### Written request
Present each line of the entries below that holds the word "controllers".

### Excerpted records
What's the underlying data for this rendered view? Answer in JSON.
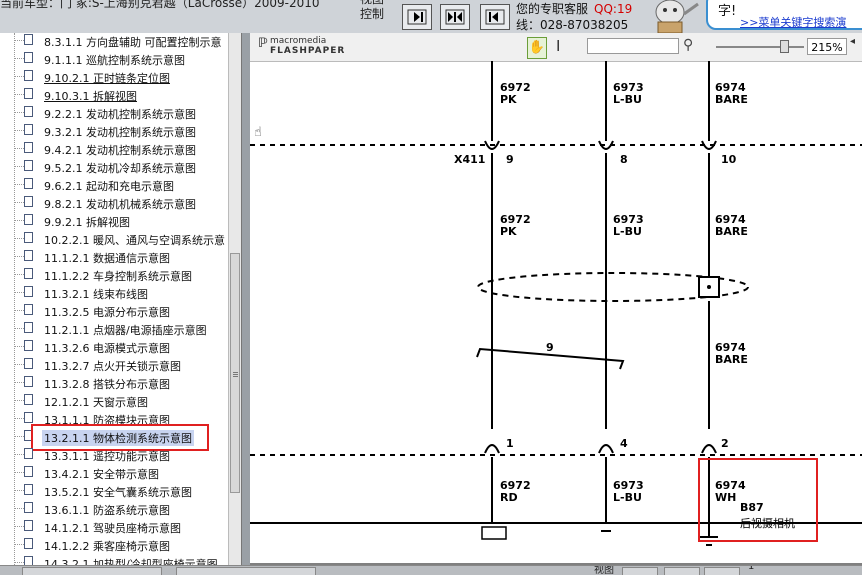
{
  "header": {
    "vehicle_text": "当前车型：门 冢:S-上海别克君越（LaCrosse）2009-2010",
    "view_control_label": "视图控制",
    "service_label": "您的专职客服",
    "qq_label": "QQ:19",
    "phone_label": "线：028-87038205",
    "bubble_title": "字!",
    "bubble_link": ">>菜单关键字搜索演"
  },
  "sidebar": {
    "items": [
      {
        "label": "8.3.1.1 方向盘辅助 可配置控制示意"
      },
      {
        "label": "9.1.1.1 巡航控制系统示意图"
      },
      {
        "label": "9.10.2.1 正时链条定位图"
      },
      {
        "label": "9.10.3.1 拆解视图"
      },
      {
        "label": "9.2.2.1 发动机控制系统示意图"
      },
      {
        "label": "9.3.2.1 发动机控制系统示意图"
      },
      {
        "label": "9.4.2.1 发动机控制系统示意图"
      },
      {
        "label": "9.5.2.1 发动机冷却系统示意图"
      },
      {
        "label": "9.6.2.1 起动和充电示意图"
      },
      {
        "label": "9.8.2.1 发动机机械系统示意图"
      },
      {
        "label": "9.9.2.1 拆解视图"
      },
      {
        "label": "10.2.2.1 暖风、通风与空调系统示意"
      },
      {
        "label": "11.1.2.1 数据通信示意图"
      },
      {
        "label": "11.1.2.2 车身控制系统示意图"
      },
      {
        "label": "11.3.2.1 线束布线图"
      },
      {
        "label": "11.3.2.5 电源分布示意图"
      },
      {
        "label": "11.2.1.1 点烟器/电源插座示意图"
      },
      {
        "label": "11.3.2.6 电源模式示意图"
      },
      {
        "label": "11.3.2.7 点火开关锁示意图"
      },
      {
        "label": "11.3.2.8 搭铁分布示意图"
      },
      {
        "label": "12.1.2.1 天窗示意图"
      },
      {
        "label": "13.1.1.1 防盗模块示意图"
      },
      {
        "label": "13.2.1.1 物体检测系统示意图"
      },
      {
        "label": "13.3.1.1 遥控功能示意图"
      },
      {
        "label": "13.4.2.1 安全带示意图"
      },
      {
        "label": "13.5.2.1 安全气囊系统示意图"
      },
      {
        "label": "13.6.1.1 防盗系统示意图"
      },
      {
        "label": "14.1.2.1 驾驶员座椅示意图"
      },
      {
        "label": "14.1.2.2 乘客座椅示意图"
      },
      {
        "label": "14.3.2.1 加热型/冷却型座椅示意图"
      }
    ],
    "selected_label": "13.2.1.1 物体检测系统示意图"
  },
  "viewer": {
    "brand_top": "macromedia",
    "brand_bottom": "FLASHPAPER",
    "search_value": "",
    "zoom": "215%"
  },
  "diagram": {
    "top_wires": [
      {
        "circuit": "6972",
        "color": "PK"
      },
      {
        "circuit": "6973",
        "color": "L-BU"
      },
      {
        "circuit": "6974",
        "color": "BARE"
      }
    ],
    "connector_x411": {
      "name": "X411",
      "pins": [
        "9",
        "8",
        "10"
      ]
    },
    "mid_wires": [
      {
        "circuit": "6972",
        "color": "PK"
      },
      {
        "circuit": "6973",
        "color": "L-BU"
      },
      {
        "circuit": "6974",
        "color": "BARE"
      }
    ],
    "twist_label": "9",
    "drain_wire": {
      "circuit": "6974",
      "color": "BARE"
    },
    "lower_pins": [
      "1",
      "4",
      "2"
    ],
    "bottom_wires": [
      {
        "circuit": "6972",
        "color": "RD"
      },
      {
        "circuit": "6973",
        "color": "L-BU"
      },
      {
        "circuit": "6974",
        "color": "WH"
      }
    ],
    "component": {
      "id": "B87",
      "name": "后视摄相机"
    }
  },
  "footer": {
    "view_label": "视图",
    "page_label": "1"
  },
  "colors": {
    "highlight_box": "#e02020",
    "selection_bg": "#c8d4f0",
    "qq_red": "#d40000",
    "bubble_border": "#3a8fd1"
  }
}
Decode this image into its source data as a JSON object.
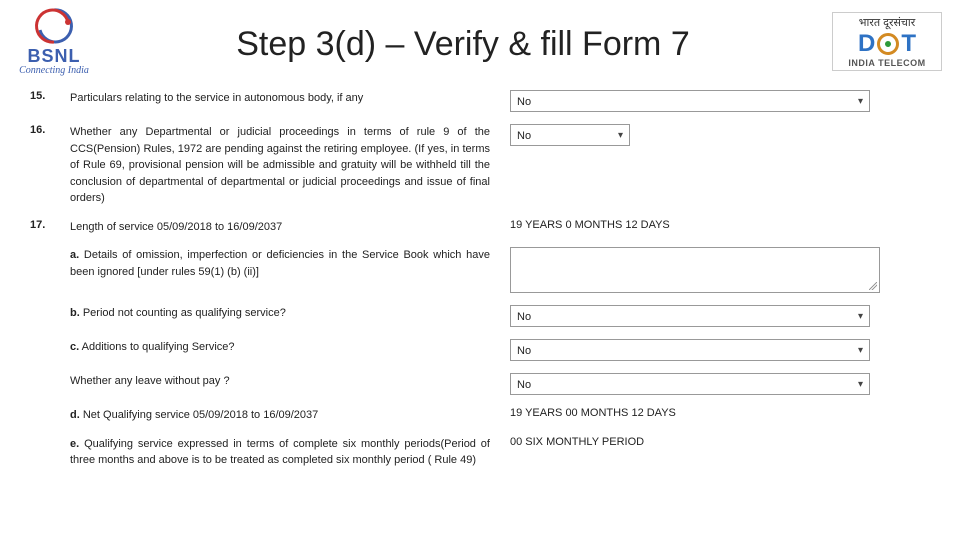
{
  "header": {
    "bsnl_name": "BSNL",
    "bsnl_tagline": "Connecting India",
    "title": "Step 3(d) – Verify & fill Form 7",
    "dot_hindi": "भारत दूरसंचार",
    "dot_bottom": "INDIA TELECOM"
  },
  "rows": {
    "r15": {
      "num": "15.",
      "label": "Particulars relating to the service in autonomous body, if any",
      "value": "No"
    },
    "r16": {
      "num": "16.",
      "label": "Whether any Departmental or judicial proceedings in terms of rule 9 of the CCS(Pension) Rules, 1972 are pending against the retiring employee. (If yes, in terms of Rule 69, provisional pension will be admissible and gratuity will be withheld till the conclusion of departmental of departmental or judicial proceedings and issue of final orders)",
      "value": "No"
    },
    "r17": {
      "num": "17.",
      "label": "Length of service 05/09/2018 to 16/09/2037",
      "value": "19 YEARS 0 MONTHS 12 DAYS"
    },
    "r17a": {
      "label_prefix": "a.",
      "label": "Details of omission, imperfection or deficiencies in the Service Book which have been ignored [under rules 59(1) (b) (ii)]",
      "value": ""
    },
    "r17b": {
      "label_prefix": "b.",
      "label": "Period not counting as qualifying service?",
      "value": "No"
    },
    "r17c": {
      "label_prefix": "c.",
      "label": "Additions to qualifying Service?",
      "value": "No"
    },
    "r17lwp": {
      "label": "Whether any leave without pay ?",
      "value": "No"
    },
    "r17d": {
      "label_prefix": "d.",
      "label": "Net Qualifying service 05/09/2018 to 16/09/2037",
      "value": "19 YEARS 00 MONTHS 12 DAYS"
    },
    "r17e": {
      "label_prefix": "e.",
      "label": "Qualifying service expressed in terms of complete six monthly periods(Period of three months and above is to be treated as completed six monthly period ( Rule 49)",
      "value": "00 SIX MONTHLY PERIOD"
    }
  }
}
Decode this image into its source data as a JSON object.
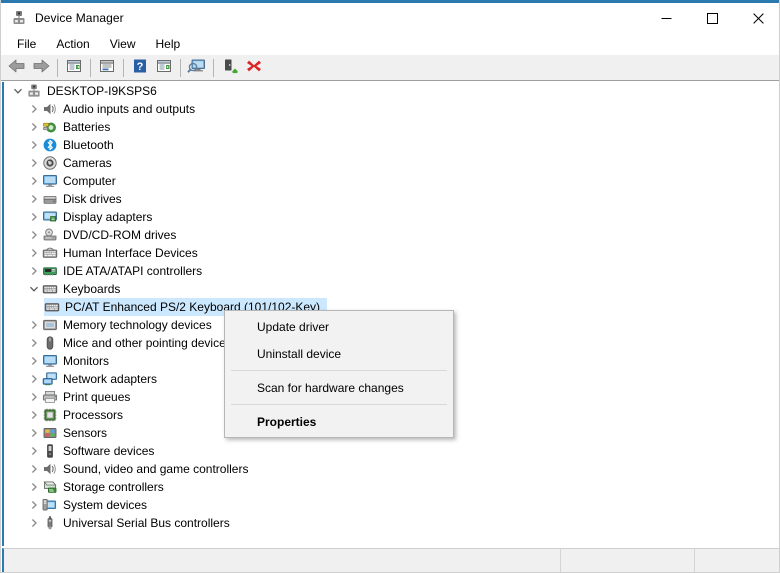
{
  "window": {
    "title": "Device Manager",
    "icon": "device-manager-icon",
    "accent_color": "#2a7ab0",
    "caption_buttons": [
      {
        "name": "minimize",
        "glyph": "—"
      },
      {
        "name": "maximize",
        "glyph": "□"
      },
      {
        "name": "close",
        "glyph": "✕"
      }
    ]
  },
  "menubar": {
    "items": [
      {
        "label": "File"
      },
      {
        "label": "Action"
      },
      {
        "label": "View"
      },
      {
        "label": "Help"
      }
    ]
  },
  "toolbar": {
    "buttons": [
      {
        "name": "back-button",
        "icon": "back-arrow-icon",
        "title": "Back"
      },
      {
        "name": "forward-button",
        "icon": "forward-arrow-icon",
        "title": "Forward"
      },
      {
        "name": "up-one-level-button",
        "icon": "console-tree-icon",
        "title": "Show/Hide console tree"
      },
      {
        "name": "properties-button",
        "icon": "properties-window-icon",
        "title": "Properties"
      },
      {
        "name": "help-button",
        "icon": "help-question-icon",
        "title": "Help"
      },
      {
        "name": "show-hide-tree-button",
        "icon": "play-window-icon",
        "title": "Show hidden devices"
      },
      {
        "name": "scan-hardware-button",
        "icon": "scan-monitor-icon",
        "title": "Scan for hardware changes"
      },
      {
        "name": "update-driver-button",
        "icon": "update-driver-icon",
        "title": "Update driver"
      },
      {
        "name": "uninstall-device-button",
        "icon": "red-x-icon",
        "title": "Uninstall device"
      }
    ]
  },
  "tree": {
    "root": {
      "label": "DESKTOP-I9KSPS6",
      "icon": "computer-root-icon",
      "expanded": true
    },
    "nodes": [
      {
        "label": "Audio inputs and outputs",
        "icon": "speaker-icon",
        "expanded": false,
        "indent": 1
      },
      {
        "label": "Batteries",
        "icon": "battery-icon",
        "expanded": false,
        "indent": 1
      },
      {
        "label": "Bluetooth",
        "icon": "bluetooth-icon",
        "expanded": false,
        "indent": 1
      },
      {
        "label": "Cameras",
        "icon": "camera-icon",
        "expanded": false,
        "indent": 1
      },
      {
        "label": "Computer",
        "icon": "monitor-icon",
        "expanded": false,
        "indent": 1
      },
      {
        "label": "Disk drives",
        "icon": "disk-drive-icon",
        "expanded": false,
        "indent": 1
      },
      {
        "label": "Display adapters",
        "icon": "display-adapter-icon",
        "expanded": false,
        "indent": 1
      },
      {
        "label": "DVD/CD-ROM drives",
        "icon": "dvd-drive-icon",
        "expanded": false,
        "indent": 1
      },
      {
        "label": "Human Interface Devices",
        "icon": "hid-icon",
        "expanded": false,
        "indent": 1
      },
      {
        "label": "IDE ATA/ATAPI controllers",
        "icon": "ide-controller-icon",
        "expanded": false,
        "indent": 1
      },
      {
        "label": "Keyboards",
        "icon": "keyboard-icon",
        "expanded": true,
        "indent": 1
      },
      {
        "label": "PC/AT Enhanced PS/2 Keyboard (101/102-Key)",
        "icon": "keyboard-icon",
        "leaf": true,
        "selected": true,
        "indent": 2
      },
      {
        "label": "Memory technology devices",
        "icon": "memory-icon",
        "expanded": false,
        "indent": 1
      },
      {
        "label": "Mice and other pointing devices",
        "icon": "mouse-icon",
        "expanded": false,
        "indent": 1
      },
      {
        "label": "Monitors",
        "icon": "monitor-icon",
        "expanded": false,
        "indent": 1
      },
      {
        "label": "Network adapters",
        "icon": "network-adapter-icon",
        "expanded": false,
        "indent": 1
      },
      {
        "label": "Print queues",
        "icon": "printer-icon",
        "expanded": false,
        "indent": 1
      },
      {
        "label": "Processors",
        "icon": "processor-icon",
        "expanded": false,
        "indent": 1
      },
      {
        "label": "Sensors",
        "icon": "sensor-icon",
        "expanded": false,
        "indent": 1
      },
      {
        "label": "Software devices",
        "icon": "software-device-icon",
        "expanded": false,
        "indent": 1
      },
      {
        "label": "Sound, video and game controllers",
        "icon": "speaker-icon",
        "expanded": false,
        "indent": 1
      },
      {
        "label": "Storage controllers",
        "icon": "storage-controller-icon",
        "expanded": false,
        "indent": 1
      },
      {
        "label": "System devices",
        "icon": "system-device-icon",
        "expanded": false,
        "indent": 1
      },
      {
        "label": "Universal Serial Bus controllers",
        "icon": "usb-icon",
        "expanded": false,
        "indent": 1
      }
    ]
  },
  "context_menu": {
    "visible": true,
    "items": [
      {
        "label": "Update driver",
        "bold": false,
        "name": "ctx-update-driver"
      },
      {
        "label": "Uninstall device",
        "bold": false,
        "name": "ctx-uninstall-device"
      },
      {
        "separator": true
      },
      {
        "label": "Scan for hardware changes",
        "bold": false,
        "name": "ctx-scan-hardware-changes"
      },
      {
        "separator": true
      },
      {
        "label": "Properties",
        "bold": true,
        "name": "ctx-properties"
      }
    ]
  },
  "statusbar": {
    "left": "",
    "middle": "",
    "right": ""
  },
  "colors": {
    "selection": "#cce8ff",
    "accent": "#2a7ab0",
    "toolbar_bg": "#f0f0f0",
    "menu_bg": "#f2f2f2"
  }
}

### Solution to this task
        "label": "IDE ATA/ATAPI controllers",
        "label": "Sound, video and game controllers",
        "label": "Storage controllers",
        "label": "Universal Serial Bus controllers",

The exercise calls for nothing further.